--- start Dataset excerpts ---

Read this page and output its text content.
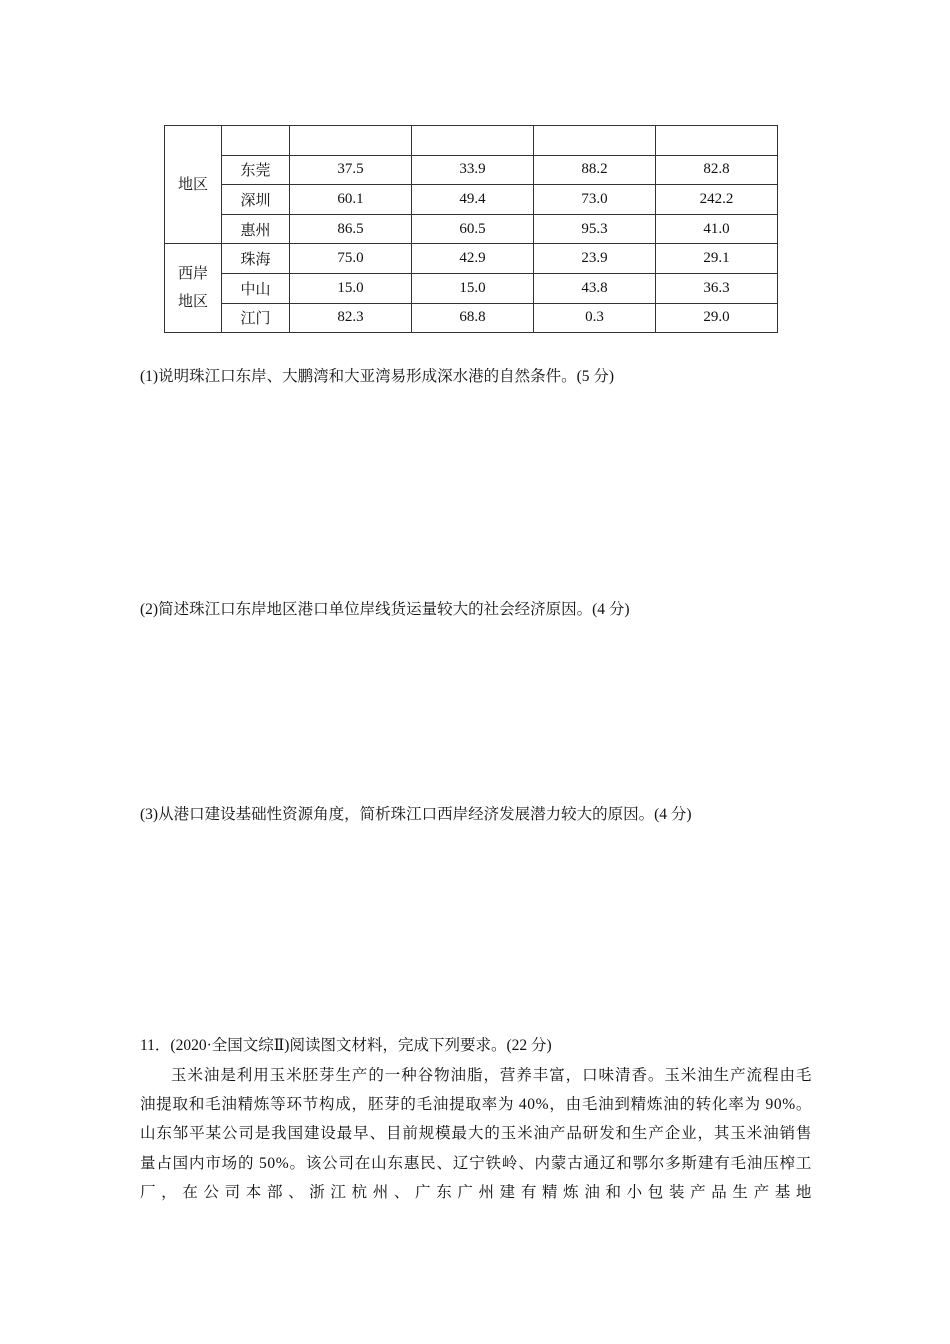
地区					
	东莞	37.5	33.9	88.2	82.8
	深圳	60.1	49.4	73.0	242.2
	惠州	86.5	60.5	95.3	41.0
西岸
地区	珠海	75.0	42.9	23.9	29.1
	中山	15.0	15.0	43.8	36.3
	江门	82.3	68.8	0.3	29.0

(1)说明珠江口东岸、大鹏湾和大亚湾易形成深水港的自然条件。(5 分)

(2)简述珠江口东岸地区港口单位岸线货运量较大的社会经济原因。(4 分)

(3)从港口建设基础性资源角度，简析珠江口西岸经济发展潜力较大的原因。(4 分)

11．(2020·全国文综Ⅱ)阅读图文材料，完成下列要求。(22 分)

玉米油是利用玉米胚芽生产的一种谷物油脂，营养丰富，口味清香。玉米油生产流程由毛油提取和毛油精炼等环节构成，胚芽的毛油提取率为 40%，由毛油到精炼油的转化率为 90%。山东邹平某公司是我国建设最早、目前规模最大的玉米油产品研发和生产企业，其玉米油销售量占国内市场的 50%。该公司在山东惠民、辽宁铁岭、内蒙古通辽和鄂尔多斯建有毛油压榨工厂，在公司本部、浙江杭州、广东广州建有精炼油和小包装产品生产基地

--- end Dataset excerpts ---

Instructions to follow: Extract the full listing exactly, with the pictures left out.

In response:
Read this page and output its text content.
地区					
	东莞	37.5	33.9	88.2	82.8
	深圳	60.1	49.4	73.0	242.2
	惠州	86.5	60.5	95.3	41.0
西岸
地区	珠海	75.0	42.9	23.9	29.1
	中山	15.0	15.0	43.8	36.3
	江门	82.3	68.8	0.3	29.0

(1)说明珠江口东岸、大鹏湾和大亚湾易形成深水港的自然条件。(5 分)

(2)简述珠江口东岸地区港口单位岸线货运量较大的社会经济原因。(4 分)

(3)从港口建设基础性资源角度，简析珠江口西岸经济发展潜力较大的原因。(4 分)

11．(2020·全国文综Ⅱ)阅读图文材料，完成下列要求。(22 分)

玉米油是利用玉米胚芽生产的一种谷物油脂，营养丰富，口味清香。玉米油生产流程由毛油提取和毛油精炼等环节构成，胚芽的毛油提取率为 40%，由毛油到精炼油的转化率为 90%。山东邹平某公司是我国建设最早、目前规模最大的玉米油产品研发和生产企业，其玉米油销售量占国内市场的 50%。该公司在山东惠民、辽宁铁岭、内蒙古通辽和鄂尔多斯建有毛油压榨工厂，在公司本部、浙江杭州、广东广州建有精炼油和小包装产品生产基地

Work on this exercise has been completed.